→ About this task
Repeat each record below exactly, omitting whatever pictures appear in it.

▬▬▬

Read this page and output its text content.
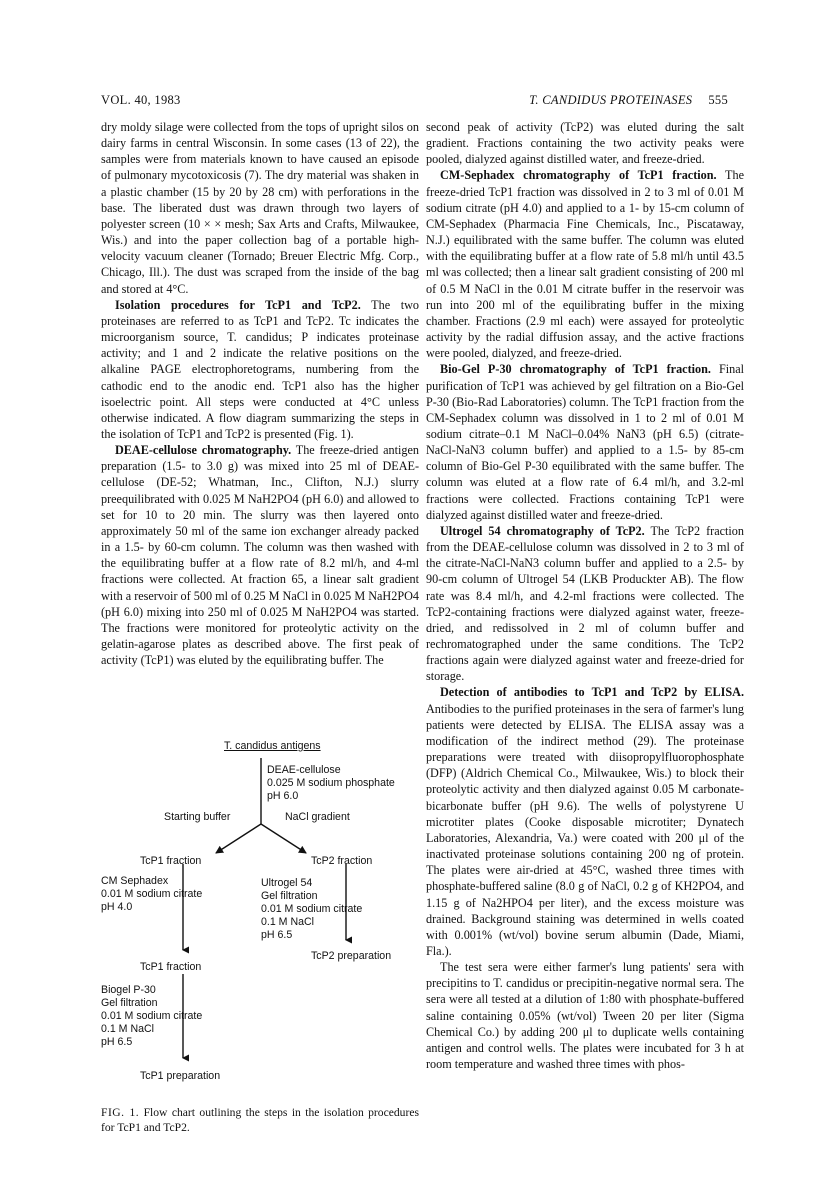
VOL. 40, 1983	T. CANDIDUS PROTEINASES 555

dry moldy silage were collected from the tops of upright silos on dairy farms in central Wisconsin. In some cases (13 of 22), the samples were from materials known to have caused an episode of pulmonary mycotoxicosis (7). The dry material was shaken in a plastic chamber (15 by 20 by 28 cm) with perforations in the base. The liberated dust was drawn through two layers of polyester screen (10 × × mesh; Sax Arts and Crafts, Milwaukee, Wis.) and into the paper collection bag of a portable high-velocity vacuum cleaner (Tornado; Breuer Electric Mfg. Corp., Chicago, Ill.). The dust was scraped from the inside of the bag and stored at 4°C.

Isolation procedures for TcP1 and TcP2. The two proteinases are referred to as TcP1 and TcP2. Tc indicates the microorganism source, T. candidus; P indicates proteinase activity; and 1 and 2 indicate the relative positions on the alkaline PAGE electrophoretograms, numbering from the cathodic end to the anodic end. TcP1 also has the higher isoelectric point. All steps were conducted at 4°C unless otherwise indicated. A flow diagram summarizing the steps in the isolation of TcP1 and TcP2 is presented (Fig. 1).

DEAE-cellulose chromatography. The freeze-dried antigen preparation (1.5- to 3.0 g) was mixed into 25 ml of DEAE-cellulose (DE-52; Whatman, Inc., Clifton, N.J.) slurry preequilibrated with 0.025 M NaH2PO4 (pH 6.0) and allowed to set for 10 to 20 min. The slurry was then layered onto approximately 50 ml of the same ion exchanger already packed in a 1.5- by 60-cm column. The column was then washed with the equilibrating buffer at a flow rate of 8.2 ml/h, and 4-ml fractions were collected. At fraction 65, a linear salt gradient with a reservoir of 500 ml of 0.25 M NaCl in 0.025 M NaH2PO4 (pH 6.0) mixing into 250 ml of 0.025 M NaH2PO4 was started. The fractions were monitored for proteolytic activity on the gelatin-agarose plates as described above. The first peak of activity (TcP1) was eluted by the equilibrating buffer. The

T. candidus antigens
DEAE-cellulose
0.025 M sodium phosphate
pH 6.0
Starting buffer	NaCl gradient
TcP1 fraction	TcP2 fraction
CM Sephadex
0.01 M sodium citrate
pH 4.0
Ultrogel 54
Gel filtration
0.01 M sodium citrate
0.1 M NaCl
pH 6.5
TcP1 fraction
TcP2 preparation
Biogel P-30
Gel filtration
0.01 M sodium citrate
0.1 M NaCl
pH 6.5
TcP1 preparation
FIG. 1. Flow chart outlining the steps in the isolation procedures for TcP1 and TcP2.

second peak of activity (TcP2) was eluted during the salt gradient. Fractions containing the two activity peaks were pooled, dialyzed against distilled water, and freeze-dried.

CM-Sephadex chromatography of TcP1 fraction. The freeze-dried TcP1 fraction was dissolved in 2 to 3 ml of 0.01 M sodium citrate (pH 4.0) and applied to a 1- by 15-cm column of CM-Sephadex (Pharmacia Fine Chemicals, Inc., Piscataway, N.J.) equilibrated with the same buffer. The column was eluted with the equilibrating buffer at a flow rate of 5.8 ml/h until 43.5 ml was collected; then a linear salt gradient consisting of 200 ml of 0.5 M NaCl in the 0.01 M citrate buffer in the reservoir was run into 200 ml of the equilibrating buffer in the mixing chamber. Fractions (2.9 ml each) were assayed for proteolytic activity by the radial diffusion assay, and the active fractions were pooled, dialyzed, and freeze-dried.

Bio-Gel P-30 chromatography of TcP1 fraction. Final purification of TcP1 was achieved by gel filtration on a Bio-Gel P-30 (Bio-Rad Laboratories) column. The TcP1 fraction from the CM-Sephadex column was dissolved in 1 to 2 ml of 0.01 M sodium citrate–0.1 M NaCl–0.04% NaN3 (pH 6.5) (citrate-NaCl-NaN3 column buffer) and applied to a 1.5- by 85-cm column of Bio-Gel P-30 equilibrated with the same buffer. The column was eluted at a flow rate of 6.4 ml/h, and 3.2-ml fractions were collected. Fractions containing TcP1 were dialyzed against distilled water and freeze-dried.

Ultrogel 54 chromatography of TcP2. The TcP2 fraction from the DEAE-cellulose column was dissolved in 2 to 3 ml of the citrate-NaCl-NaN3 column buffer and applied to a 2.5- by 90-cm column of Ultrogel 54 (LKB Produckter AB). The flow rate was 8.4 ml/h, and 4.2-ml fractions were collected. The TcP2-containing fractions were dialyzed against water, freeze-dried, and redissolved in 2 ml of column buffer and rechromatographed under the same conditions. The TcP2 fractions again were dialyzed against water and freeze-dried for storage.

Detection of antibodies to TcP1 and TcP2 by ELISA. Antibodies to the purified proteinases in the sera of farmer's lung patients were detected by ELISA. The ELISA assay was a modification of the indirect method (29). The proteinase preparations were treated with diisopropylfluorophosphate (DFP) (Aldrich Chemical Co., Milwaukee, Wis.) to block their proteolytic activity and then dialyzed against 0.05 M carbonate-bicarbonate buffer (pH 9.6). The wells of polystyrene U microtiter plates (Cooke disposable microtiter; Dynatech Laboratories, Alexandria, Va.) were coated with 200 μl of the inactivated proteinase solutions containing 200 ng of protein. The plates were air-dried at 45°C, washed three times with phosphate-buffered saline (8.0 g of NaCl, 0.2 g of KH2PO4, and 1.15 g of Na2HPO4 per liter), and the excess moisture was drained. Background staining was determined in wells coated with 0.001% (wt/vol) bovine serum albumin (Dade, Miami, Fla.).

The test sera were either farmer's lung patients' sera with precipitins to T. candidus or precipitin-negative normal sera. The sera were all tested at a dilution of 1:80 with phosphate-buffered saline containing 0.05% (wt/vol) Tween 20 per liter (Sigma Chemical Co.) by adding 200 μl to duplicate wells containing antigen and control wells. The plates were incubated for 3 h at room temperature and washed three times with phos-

▬▬▬

→ Result
Read this page and output its text content.
VOL. 40, 1983	T. CANDIDUS PROTEINASES 555

dry moldy silage were collected from the tops of upright silos on dairy farms in central Wisconsin. In some cases (13 of 22), the samples were from materials known to have caused an episode of pulmonary mycotoxicosis (7). The dry material was shaken in a plastic chamber (15 by 20 by 28 cm) with perforations in the base. The liberated dust was drawn through two layers of polyester screen (10 × × mesh; Sax Arts and Crafts, Milwaukee, Wis.) and into the paper collection bag of a portable high-velocity vacuum cleaner (Tornado; Breuer Electric Mfg. Corp., Chicago, Ill.). The dust was scraped from the inside of the bag and stored at 4°C.

Isolation procedures for TcP1 and TcP2. The two proteinases are referred to as TcP1 and TcP2. Tc indicates the microorganism source, T. candidus; P indicates proteinase activity; and 1 and 2 indicate the relative positions on the alkaline PAGE electrophoretograms, numbering from the cathodic end to the anodic end. TcP1 also has the higher isoelectric point. All steps were conducted at 4°C unless otherwise indicated. A flow diagram summarizing the steps in the isolation of TcP1 and TcP2 is presented (Fig. 1).

DEAE-cellulose chromatography. The freeze-dried antigen preparation (1.5- to 3.0 g) was mixed into 25 ml of DEAE-cellulose (DE-52; Whatman, Inc., Clifton, N.J.) slurry preequilibrated with 0.025 M NaH2PO4 (pH 6.0) and allowed to set for 10 to 20 min. The slurry was then layered onto approximately 50 ml of the same ion exchanger already packed in a 1.5- by 60-cm column. The column was then washed with the equilibrating buffer at a flow rate of 8.2 ml/h, and 4-ml fractions were collected. At fraction 65, a linear salt gradient with a reservoir of 500 ml of 0.25 M NaCl in 0.025 M NaH2PO4 (pH 6.0) mixing into 250 ml of 0.025 M NaH2PO4 was started. The fractions were monitored for proteolytic activity on the gelatin-agarose plates as described above. The first peak of activity (TcP1) was eluted by the equilibrating buffer. The

T. candidus antigens
DEAE-cellulose
0.025 M sodium phosphate
pH 6.0
Starting buffer	NaCl gradient
TcP1 fraction	TcP2 fraction
CM Sephadex
0.01 M sodium citrate
pH 4.0
Ultrogel 54
Gel filtration
0.01 M sodium citrate
0.1 M NaCl
pH 6.5
TcP1 fraction
TcP2 preparation
Biogel P-30
Gel filtration
0.01 M sodium citrate
0.1 M NaCl
pH 6.5
TcP1 preparation
FIG. 1. Flow chart outlining the steps in the isolation procedures for TcP1 and TcP2.

second peak of activity (TcP2) was eluted during the salt gradient. Fractions containing the two activity peaks were pooled, dialyzed against distilled water, and freeze-dried.

CM-Sephadex chromatography of TcP1 fraction. The freeze-dried TcP1 fraction was dissolved in 2 to 3 ml of 0.01 M sodium citrate (pH 4.0) and applied to a 1- by 15-cm column of CM-Sephadex (Pharmacia Fine Chemicals, Inc., Piscataway, N.J.) equilibrated with the same buffer. The column was eluted with the equilibrating buffer at a flow rate of 5.8 ml/h until 43.5 ml was collected; then a linear salt gradient consisting of 200 ml of 0.5 M NaCl in the 0.01 M citrate buffer in the reservoir was run into 200 ml of the equilibrating buffer in the mixing chamber. Fractions (2.9 ml each) were assayed for proteolytic activity by the radial diffusion assay, and the active fractions were pooled, dialyzed, and freeze-dried.

Bio-Gel P-30 chromatography of TcP1 fraction. Final purification of TcP1 was achieved by gel filtration on a Bio-Gel P-30 (Bio-Rad Laboratories) column. The TcP1 fraction from the CM-Sephadex column was dissolved in 1 to 2 ml of 0.01 M sodium citrate–0.1 M NaCl–0.04% NaN3 (pH 6.5) (citrate-NaCl-NaN3 column buffer) and applied to a 1.5- by 85-cm column of Bio-Gel P-30 equilibrated with the same buffer. The column was eluted at a flow rate of 6.4 ml/h, and 3.2-ml fractions were collected. Fractions containing TcP1 were dialyzed against distilled water and freeze-dried.

Ultrogel 54 chromatography of TcP2. The TcP2 fraction from the DEAE-cellulose column was dissolved in 2 to 3 ml of the citrate-NaCl-NaN3 column buffer and applied to a 2.5- by 90-cm column of Ultrogel 54 (LKB Produckter AB). The flow rate was 8.4 ml/h, and 4.2-ml fractions were collected. The TcP2-containing fractions were dialyzed against water, freeze-dried, and redissolved in 2 ml of column buffer and rechromatographed under the same conditions. The TcP2 fractions again were dialyzed against water and freeze-dried for storage.

Detection of antibodies to TcP1 and TcP2 by ELISA. Antibodies to the purified proteinases in the sera of farmer's lung patients were detected by ELISA. The ELISA assay was a modification of the indirect method (29). The proteinase preparations were treated with diisopropylfluorophosphate (DFP) (Aldrich Chemical Co., Milwaukee, Wis.) to block their proteolytic activity and then dialyzed against 0.05 M carbonate-bicarbonate buffer (pH 9.6). The wells of polystyrene U microtiter plates (Cooke disposable microtiter; Dynatech Laboratories, Alexandria, Va.) were coated with 200 μl of the inactivated proteinase solutions containing 200 ng of protein. The plates were air-dried at 45°C, washed three times with phosphate-buffered saline (8.0 g of NaCl, 0.2 g of KH2PO4, and 1.15 g of Na2HPO4 per liter), and the excess moisture was drained. Background staining was determined in wells coated with 0.001% (wt/vol) bovine serum albumin (Dade, Miami, Fla.).

The test sera were either farmer's lung patients' sera with precipitins to T. candidus or precipitin-negative normal sera. The sera were all tested at a dilution of 1:80 with phosphate-buffered saline containing 0.05% (wt/vol) Tween 20 per liter (Sigma Chemical Co.) by adding 200 μl to duplicate wells containing antigen and control wells. The plates were incubated for 3 h at room temperature and washed three times with phos-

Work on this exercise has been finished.